== SHORT TASK ==
Write the entries below out again exactly; any picture in them stays out.

== EXTRACTED DATA ==
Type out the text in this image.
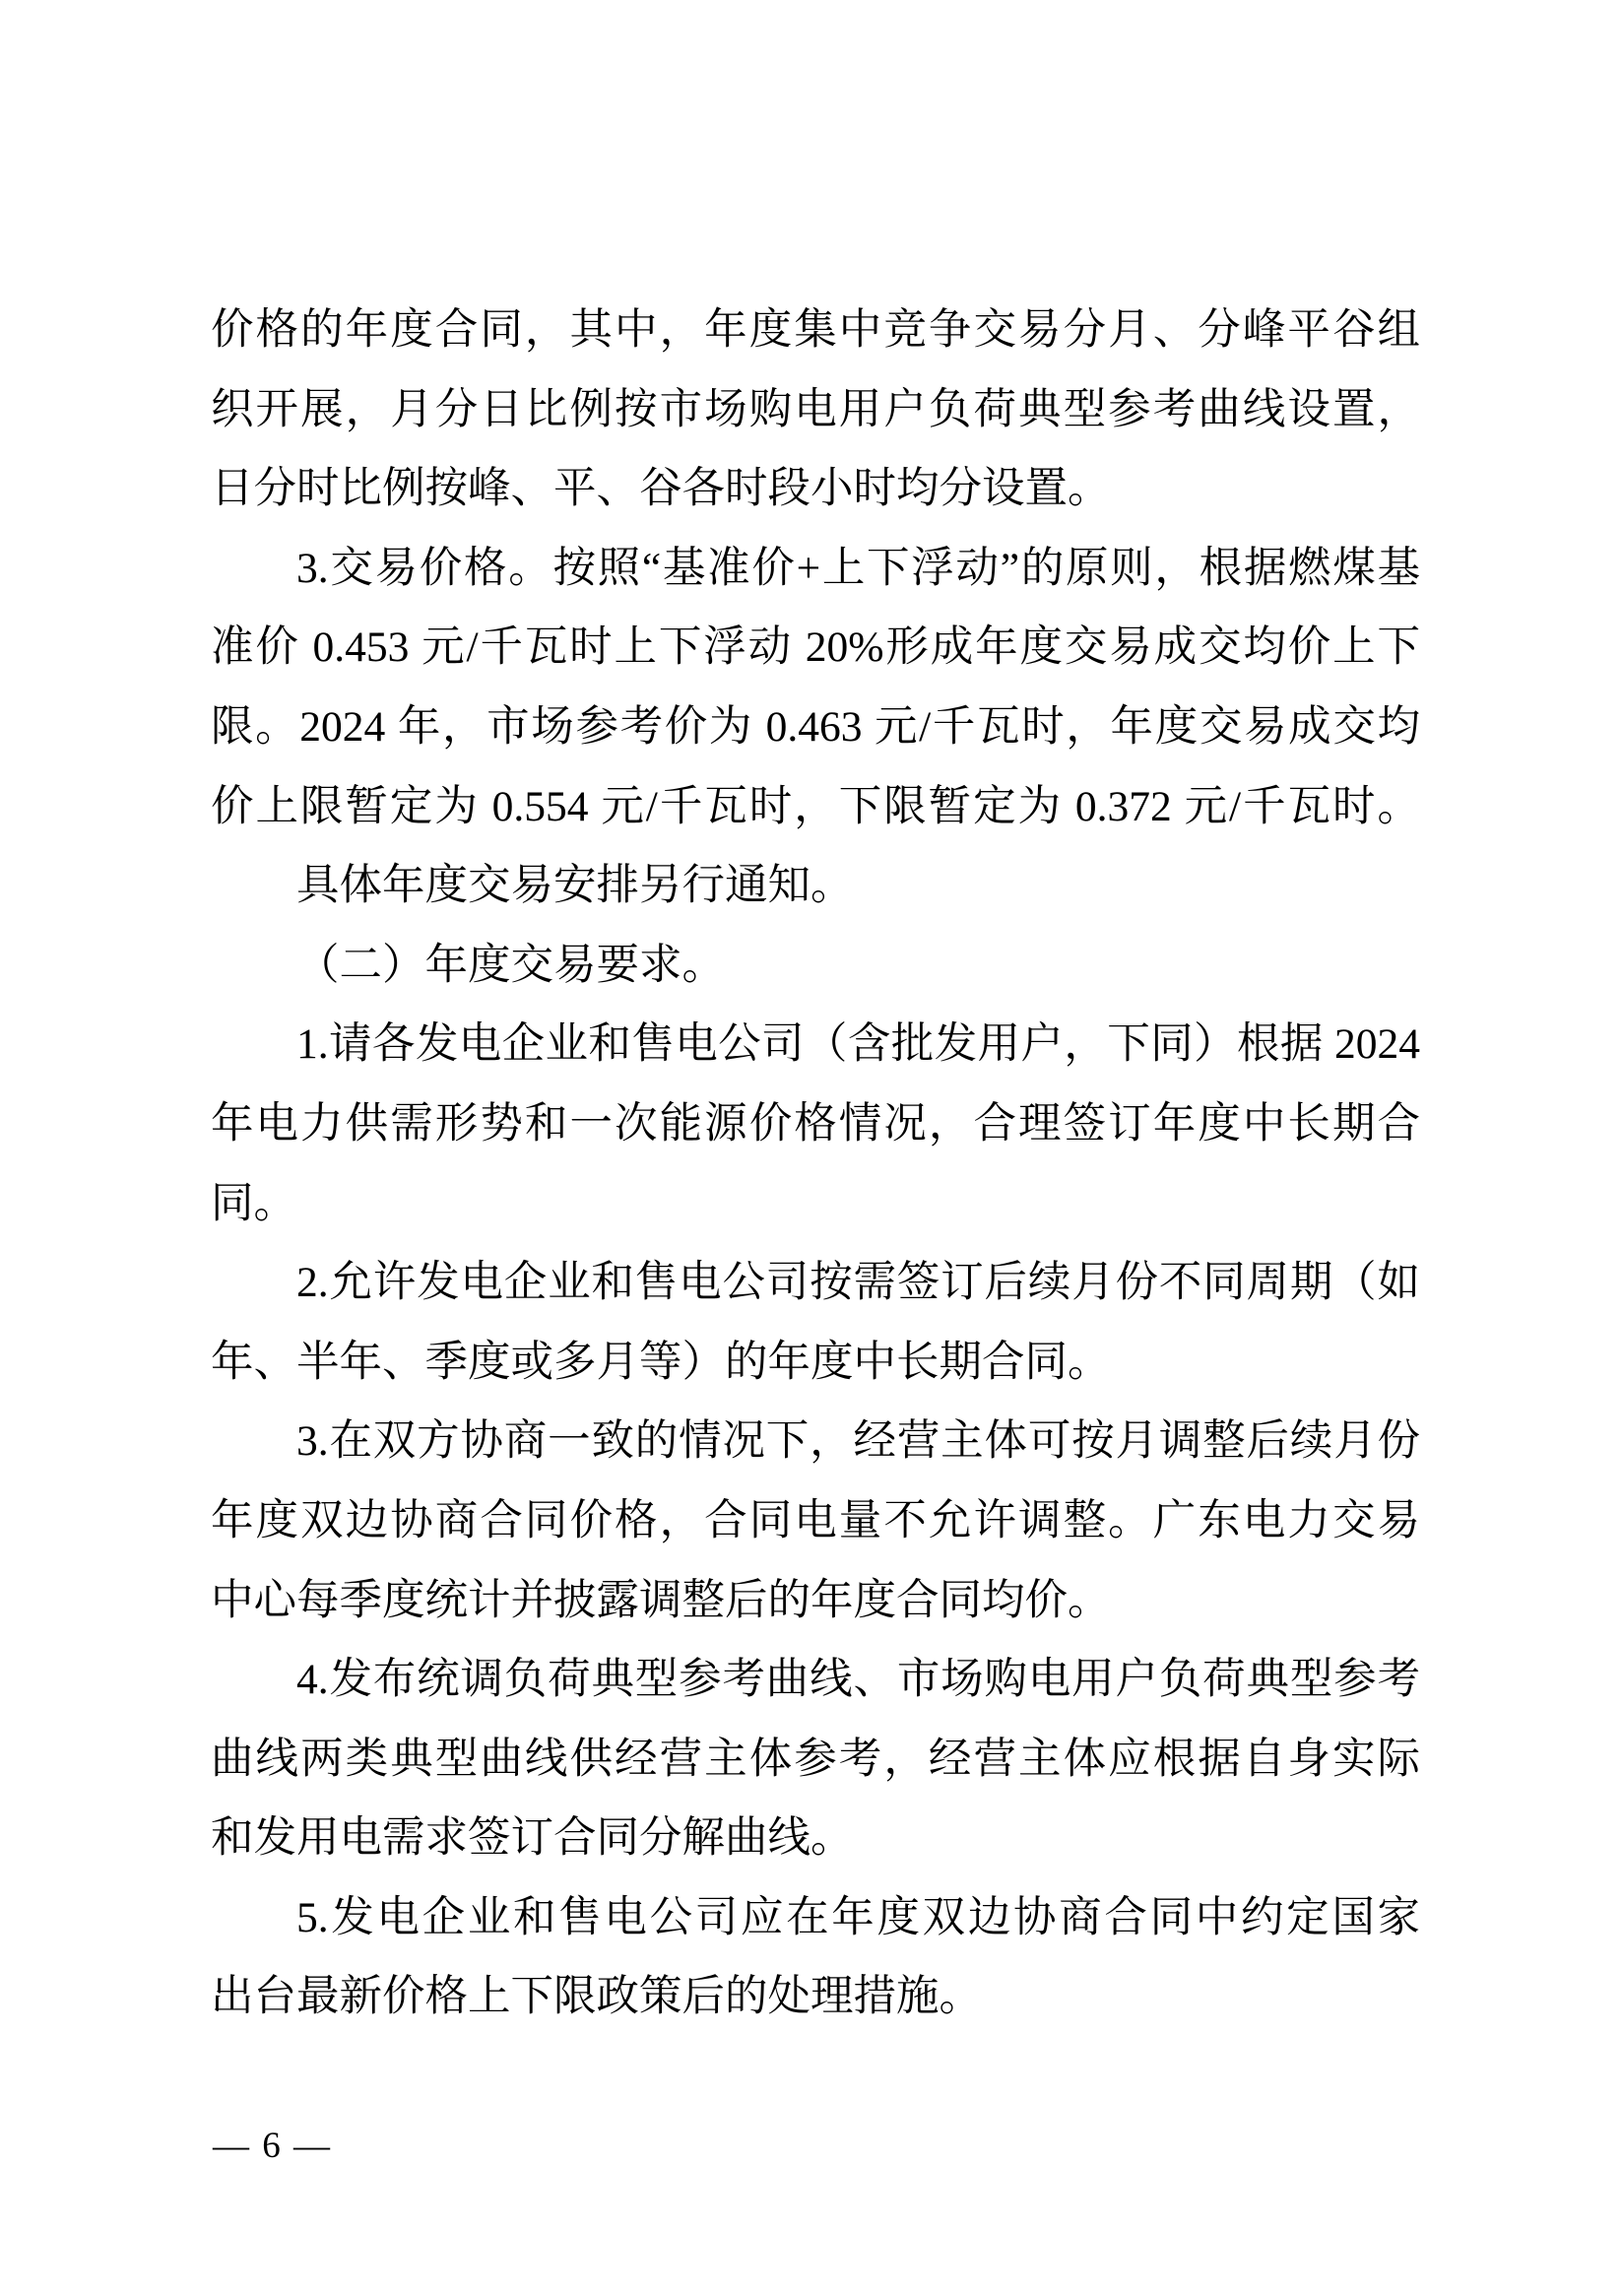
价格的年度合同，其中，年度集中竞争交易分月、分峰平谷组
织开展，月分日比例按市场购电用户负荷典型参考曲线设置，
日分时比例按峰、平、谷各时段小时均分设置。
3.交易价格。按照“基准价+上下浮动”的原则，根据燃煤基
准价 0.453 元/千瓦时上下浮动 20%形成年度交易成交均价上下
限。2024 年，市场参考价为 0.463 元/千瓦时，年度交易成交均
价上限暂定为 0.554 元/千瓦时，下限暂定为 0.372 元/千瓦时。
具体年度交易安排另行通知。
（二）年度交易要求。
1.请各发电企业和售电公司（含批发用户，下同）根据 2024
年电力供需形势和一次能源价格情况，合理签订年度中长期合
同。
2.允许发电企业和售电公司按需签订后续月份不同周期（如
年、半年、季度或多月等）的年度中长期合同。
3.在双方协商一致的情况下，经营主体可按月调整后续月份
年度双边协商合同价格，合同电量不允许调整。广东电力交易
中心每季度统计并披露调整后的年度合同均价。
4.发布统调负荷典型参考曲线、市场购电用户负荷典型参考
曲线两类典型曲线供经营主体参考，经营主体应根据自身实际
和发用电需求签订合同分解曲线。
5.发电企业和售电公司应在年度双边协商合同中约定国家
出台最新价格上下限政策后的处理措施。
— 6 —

== RESPONSE TO THE TASK ==
Type out the text in this image.
价格的年度合同，其中，年度集中竞争交易分月、分峰平谷组
织开展，月分日比例按市场购电用户负荷典型参考曲线设置，
日分时比例按峰、平、谷各时段小时均分设置。
3.交易价格。按照“基准价+上下浮动”的原则，根据燃煤基
准价 0.453 元/千瓦时上下浮动 20%形成年度交易成交均价上下
限。2024 年，市场参考价为 0.463 元/千瓦时，年度交易成交均
价上限暂定为 0.554 元/千瓦时，下限暂定为 0.372 元/千瓦时。
具体年度交易安排另行通知。
（二）年度交易要求。
1.请各发电企业和售电公司（含批发用户，下同）根据 2024
年电力供需形势和一次能源价格情况，合理签订年度中长期合
同。
2.允许发电企业和售电公司按需签订后续月份不同周期（如
年、半年、季度或多月等）的年度中长期合同。
3.在双方协商一致的情况下，经营主体可按月调整后续月份
年度双边协商合同价格，合同电量不允许调整。广东电力交易
中心每季度统计并披露调整后的年度合同均价。
4.发布统调负荷典型参考曲线、市场购电用户负荷典型参考
曲线两类典型曲线供经营主体参考，经营主体应根据自身实际
和发用电需求签订合同分解曲线。
5.发电企业和售电公司应在年度双边协商合同中约定国家
出台最新价格上下限政策后的处理措施。
— 6 —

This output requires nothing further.